* _Task prompt_:
Identify and pull out each line of the entries in which "underlying" occurs.

Dataset entries on figures:
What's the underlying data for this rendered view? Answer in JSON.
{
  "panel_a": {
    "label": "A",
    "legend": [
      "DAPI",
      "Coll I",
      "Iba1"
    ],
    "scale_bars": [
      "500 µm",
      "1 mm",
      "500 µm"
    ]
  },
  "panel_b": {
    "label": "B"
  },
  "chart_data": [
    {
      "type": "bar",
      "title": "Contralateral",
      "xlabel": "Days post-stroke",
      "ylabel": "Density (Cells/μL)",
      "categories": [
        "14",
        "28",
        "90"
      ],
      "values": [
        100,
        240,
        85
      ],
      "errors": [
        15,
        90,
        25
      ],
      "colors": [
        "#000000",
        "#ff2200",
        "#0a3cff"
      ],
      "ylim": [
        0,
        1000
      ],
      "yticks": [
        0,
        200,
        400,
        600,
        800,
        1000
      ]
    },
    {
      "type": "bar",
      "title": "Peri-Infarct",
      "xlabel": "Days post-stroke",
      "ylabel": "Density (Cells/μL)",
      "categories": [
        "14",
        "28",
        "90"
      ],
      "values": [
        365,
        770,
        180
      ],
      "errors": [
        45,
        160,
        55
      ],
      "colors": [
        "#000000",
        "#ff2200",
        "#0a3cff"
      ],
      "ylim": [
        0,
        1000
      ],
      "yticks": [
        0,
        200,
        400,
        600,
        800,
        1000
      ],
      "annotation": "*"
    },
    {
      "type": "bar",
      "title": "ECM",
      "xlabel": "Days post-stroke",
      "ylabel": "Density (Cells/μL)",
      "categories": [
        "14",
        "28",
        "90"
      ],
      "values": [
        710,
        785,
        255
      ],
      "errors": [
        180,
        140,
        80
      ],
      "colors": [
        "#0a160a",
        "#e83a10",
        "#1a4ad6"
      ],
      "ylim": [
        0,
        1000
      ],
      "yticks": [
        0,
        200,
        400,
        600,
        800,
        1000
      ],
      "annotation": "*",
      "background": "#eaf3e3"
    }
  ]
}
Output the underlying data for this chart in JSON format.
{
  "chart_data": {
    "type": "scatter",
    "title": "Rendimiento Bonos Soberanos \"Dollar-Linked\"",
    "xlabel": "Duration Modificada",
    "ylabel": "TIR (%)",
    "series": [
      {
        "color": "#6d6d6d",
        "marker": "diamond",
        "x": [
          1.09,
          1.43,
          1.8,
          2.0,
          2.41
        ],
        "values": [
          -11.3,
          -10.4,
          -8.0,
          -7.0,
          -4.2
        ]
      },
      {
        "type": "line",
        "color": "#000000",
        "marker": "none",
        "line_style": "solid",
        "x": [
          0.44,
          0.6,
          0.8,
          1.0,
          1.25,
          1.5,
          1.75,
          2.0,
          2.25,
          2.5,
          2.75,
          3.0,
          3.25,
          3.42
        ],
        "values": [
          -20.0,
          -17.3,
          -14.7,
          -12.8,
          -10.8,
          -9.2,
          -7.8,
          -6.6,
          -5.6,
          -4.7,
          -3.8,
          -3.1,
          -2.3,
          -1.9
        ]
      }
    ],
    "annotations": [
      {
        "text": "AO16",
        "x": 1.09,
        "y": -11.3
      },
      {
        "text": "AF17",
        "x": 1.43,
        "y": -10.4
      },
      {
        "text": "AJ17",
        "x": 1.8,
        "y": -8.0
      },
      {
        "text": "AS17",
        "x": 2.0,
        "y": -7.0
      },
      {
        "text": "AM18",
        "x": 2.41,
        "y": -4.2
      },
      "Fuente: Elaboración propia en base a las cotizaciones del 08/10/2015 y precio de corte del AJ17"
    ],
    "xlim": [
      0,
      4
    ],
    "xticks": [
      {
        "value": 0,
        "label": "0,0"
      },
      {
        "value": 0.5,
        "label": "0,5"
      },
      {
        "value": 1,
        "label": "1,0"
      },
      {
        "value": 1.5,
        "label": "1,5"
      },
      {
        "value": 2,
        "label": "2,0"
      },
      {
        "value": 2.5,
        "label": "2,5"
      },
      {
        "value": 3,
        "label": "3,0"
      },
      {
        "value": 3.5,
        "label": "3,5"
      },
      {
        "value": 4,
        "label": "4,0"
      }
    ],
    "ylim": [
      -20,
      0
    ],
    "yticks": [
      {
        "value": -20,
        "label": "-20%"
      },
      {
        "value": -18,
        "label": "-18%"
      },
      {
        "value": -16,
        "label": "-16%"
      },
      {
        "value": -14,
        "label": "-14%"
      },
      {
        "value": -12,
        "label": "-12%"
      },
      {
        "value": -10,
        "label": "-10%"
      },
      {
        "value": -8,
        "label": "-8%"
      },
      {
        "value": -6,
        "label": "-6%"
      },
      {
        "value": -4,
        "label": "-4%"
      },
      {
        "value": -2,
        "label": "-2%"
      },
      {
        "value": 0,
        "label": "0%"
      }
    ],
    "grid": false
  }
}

* _Solution for this exercise_:
What's the underlying data for this rendered view? Answer in JSON.
Output the underlying data for this chart in JSON format.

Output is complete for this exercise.